Dataset entries:
========

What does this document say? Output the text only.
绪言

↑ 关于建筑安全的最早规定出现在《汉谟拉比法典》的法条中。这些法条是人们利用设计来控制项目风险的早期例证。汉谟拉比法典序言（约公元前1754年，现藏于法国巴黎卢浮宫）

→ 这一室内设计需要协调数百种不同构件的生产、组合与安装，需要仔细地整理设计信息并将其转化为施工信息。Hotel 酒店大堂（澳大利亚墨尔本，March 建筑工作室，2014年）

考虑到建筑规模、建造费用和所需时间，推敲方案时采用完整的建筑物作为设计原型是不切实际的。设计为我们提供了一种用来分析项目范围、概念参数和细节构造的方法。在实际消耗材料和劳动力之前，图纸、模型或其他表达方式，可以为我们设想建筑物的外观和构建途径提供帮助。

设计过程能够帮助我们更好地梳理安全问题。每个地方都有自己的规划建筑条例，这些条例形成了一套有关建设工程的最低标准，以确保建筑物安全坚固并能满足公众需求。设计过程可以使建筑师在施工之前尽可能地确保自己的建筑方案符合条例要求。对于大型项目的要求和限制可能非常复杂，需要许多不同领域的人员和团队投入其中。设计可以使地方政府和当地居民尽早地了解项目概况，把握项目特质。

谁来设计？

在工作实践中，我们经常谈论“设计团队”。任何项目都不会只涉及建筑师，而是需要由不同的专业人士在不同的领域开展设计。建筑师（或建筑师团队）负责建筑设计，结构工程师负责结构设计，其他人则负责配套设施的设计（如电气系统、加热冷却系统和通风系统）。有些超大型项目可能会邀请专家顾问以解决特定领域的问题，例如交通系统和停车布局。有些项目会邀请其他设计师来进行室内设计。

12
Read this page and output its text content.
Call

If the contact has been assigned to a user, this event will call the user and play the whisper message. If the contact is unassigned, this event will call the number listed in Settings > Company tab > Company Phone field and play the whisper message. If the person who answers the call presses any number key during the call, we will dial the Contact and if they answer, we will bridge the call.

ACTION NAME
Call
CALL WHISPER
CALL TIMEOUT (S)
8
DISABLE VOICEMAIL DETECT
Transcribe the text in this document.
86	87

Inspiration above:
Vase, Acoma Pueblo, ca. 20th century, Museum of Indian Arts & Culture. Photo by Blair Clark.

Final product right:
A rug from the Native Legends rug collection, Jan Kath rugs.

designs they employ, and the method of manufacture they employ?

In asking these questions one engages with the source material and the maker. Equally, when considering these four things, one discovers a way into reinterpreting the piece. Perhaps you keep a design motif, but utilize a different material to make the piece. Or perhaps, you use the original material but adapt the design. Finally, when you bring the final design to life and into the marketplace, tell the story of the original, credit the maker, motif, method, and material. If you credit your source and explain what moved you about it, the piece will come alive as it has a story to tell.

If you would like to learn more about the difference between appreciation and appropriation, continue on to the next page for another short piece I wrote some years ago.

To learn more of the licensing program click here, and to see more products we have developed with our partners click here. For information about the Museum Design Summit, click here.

========

__Your goal__. From the listing above, copy all lines holding the word "text".

__The reply__.
What does this document say? Output the text only.
Read this page and output its text content.
Transcribe the text in this document.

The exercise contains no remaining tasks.